(Data records)
────

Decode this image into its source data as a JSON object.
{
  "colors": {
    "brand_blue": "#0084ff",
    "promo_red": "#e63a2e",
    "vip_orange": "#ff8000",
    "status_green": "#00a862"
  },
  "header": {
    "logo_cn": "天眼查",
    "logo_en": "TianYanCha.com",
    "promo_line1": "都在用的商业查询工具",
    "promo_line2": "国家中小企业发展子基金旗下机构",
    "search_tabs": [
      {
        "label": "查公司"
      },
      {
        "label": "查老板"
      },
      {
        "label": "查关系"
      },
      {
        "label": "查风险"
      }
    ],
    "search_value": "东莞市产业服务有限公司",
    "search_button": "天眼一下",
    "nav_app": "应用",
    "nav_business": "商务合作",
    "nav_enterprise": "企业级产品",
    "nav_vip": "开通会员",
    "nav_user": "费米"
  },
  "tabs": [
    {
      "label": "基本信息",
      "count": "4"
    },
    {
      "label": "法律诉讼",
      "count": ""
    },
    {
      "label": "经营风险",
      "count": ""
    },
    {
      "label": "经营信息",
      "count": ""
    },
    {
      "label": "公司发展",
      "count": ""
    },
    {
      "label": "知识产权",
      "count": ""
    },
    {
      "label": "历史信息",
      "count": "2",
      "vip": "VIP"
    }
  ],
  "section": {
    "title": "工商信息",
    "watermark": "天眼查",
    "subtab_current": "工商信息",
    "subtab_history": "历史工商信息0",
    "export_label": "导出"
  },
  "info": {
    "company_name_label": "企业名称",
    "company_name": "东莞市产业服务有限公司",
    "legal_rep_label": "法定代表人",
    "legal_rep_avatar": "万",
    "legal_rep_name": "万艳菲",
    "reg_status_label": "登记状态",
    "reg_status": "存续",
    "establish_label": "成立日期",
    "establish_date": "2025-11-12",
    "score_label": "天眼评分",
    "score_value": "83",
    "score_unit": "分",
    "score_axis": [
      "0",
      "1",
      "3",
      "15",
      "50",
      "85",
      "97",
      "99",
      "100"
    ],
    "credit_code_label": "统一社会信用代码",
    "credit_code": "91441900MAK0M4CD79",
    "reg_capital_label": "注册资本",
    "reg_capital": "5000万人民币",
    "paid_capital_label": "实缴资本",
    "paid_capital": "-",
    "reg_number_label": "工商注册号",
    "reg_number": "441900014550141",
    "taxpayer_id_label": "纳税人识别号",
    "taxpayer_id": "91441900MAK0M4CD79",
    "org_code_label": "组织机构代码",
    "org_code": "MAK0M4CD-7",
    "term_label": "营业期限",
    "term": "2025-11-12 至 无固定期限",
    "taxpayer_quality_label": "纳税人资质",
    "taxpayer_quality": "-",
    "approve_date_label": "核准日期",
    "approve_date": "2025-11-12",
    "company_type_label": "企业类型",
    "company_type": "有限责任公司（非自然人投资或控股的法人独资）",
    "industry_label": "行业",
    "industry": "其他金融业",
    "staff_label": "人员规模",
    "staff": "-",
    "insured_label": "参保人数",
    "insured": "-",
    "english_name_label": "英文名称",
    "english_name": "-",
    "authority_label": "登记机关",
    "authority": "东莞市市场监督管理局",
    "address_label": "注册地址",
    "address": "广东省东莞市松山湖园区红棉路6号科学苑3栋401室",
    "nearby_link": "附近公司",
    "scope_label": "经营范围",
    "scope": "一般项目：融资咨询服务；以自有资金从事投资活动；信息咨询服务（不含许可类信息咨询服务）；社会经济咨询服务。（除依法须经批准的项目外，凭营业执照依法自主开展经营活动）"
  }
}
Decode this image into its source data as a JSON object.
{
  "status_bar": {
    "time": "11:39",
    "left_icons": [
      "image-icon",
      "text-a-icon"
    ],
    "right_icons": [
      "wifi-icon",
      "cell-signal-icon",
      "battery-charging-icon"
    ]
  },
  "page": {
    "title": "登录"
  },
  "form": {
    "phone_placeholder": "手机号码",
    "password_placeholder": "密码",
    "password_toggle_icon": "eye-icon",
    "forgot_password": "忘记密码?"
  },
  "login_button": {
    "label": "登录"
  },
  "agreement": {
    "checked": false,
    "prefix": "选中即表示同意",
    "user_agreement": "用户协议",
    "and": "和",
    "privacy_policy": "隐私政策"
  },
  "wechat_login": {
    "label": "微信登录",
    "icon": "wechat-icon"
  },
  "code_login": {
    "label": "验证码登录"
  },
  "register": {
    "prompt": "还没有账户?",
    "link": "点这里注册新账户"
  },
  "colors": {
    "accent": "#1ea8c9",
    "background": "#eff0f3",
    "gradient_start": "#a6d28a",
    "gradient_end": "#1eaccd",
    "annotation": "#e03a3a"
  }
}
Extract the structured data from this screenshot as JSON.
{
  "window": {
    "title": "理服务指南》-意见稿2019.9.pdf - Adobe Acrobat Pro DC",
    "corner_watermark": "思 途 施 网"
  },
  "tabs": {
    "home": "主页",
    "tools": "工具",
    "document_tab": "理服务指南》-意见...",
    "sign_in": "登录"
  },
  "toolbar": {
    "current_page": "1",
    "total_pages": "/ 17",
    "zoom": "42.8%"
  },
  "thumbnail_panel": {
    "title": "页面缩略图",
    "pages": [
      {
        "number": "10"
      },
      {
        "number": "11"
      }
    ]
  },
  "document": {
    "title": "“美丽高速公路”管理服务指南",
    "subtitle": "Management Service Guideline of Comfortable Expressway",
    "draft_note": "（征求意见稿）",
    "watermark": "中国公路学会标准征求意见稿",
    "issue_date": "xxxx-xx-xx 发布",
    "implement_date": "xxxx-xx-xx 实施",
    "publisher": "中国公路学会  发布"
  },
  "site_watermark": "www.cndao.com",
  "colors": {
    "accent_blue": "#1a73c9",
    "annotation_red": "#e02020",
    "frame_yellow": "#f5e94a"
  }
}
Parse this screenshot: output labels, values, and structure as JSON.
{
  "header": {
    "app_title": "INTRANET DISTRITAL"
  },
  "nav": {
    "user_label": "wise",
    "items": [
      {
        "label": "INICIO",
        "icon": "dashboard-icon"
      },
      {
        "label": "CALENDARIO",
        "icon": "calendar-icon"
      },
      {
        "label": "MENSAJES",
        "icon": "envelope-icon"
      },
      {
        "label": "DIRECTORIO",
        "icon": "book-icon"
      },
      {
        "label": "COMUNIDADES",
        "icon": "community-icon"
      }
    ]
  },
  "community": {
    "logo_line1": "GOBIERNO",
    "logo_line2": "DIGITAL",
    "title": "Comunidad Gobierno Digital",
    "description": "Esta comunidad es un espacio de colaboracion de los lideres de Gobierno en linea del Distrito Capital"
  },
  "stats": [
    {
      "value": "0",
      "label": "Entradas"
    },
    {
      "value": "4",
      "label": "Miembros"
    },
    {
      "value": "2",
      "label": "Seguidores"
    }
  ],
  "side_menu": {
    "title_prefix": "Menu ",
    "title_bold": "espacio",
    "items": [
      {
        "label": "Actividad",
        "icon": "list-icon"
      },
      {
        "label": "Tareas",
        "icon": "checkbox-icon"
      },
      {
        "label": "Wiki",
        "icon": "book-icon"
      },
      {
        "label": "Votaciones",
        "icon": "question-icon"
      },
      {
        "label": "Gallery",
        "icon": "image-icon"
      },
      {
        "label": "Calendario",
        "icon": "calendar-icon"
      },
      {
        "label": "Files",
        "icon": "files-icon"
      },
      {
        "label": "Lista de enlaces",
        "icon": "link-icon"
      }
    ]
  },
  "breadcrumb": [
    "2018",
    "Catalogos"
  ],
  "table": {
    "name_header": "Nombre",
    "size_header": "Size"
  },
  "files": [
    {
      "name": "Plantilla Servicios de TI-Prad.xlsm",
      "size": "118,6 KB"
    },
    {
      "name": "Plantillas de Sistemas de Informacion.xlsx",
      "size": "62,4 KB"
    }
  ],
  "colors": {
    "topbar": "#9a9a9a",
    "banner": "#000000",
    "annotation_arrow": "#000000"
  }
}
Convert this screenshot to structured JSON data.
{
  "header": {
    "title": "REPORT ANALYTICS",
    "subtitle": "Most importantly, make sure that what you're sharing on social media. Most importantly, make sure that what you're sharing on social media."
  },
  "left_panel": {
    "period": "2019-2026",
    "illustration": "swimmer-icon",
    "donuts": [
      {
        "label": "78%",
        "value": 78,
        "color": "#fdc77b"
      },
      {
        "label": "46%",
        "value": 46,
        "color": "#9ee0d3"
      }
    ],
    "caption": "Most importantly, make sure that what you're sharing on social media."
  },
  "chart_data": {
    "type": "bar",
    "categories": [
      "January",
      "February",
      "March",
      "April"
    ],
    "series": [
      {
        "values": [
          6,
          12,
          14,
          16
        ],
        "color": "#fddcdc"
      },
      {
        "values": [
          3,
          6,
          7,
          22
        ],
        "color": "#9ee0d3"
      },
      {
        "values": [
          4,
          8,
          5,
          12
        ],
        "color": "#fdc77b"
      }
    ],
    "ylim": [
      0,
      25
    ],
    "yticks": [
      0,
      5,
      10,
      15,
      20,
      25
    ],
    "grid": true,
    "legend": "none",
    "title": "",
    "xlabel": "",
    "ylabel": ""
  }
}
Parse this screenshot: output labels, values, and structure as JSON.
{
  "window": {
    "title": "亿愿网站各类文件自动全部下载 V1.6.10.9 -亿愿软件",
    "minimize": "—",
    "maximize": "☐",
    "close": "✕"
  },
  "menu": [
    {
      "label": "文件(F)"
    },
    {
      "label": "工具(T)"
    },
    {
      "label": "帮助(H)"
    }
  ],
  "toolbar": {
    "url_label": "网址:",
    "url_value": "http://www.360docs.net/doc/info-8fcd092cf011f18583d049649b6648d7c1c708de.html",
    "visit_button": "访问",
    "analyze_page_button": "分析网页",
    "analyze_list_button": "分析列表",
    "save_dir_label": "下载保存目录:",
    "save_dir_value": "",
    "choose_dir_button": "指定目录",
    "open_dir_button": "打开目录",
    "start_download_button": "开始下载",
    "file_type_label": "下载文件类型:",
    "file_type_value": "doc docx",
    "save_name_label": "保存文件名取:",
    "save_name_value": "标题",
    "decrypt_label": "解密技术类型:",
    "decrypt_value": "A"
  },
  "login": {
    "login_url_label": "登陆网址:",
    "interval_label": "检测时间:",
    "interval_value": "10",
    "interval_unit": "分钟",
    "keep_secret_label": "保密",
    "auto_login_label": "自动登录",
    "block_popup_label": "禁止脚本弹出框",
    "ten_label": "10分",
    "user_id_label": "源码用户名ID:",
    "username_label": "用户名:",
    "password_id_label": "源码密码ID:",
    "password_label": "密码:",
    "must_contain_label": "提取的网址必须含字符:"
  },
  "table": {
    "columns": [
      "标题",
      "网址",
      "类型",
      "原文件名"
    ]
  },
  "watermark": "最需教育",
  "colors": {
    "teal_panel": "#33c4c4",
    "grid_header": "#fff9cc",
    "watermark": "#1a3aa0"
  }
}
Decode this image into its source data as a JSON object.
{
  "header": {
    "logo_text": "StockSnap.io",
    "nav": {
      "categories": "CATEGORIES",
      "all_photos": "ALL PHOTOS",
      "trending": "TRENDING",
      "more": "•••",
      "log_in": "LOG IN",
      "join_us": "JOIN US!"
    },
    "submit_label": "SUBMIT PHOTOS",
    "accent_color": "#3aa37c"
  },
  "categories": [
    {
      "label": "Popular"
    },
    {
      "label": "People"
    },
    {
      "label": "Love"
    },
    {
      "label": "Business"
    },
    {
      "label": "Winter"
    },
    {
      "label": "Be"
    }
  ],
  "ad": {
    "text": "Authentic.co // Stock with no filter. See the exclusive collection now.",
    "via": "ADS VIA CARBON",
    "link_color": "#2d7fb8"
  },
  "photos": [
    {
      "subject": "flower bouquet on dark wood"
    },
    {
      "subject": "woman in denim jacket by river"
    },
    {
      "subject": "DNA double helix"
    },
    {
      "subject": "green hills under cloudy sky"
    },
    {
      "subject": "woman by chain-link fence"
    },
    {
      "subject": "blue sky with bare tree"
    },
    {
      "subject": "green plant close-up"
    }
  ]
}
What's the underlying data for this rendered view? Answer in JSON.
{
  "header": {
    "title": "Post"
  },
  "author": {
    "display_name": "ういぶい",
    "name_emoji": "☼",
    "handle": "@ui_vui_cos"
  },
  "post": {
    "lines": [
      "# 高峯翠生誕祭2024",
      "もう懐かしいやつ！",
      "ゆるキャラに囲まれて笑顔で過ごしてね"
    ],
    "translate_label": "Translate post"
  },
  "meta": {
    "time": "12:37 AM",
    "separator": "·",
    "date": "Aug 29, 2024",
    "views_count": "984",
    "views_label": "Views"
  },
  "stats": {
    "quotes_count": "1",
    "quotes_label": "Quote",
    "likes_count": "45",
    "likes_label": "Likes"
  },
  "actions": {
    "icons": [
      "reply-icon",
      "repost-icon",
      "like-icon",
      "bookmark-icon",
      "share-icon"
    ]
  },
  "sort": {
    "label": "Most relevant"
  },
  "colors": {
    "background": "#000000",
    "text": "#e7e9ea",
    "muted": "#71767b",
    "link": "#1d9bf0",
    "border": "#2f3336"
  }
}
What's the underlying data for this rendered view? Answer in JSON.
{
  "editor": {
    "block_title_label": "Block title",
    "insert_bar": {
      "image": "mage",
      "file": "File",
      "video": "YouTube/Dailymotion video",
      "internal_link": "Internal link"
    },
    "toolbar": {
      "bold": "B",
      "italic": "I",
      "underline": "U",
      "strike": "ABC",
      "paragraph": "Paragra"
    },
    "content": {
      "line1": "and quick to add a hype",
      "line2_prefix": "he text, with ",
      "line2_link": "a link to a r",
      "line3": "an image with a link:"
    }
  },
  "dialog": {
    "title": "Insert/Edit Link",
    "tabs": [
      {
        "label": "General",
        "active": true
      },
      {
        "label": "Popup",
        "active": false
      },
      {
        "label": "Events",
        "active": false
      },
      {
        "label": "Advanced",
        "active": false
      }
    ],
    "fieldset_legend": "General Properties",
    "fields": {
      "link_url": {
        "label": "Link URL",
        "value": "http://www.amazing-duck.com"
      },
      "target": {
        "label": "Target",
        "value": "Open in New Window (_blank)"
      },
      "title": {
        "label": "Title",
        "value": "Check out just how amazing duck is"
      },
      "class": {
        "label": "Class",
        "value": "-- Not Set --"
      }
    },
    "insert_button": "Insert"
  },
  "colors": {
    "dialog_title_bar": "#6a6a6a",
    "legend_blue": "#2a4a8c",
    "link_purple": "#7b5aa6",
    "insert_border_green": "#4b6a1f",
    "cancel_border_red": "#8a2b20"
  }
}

────

Go through the entries above and copy every line containing "sharing".

    "subtitle": "Most importantly, make sure that what you're sharing on social media. Most importantly, make sure that what you're sharing on social media."
    "caption": "Most importantly, make sure that what you're sharing on social media."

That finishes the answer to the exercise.